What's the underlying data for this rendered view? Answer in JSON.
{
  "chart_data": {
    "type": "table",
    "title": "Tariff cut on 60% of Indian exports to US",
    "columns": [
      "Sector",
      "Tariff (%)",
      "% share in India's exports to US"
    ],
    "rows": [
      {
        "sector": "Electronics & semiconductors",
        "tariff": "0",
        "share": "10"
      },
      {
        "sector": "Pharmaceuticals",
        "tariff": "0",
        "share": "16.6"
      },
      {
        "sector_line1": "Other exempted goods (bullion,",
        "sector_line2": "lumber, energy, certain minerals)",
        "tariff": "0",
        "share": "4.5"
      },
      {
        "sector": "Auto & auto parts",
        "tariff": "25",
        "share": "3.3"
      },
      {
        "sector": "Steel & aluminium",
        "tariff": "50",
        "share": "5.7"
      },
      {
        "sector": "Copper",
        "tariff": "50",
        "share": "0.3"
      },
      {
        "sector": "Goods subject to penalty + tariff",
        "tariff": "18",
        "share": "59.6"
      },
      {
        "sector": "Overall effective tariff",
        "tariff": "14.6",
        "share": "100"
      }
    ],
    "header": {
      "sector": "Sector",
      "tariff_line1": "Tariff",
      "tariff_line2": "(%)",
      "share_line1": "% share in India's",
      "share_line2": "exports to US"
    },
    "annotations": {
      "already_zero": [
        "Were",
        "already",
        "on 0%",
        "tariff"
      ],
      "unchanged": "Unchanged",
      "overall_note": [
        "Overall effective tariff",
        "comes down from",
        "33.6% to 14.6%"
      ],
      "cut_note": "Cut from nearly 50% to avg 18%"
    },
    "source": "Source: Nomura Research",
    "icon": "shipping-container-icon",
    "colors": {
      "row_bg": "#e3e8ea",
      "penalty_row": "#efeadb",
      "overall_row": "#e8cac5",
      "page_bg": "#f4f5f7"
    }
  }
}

- _Job_:
Transcribe the data above in full, exactly.

- _Completed exercise_:
What's the underlying data for this rendered view? Answer in JSON.
{
  "chart_data": {
    "type": "table",
    "title": "Tariff cut on 60% of Indian exports to US",
    "columns": [
      "Sector",
      "Tariff (%)",
      "% share in India's exports to US"
    ],
    "rows": [
      {
        "sector": "Electronics & semiconductors",
        "tariff": "0",
        "share": "10"
      },
      {
        "sector": "Pharmaceuticals",
        "tariff": "0",
        "share": "16.6"
      },
      {
        "sector_line1": "Other exempted goods (bullion,",
        "sector_line2": "lumber, energy, certain minerals)",
        "tariff": "0",
        "share": "4.5"
      },
      {
        "sector": "Auto & auto parts",
        "tariff": "25",
        "share": "3.3"
      },
      {
        "sector": "Steel & aluminium",
        "tariff": "50",
        "share": "5.7"
      },
      {
        "sector": "Copper",
        "tariff": "50",
        "share": "0.3"
      },
      {
        "sector": "Goods subject to penalty + tariff",
        "tariff": "18",
        "share": "59.6"
      },
      {
        "sector": "Overall effective tariff",
        "tariff": "14.6",
        "share": "100"
      }
    ],
    "header": {
      "sector": "Sector",
      "tariff_line1": "Tariff",
      "tariff_line2": "(%)",
      "share_line1": "% share in India's",
      "share_line2": "exports to US"
    },
    "annotations": {
      "already_zero": [
        "Were",
        "already",
        "on 0%",
        "tariff"
      ],
      "unchanged": "Unchanged",
      "overall_note": [
        "Overall effective tariff",
        "comes down from",
        "33.6% to 14.6%"
      ],
      "cut_note": "Cut from nearly 50% to avg 18%"
    },
    "source": "Source: Nomura Research",
    "icon": "shipping-container-icon",
    "colors": {
      "row_bg": "#e3e8ea",
      "penalty_row": "#efeadb",
      "overall_row": "#e8cac5",
      "page_bg": "#f4f5f7"
    }
  }
}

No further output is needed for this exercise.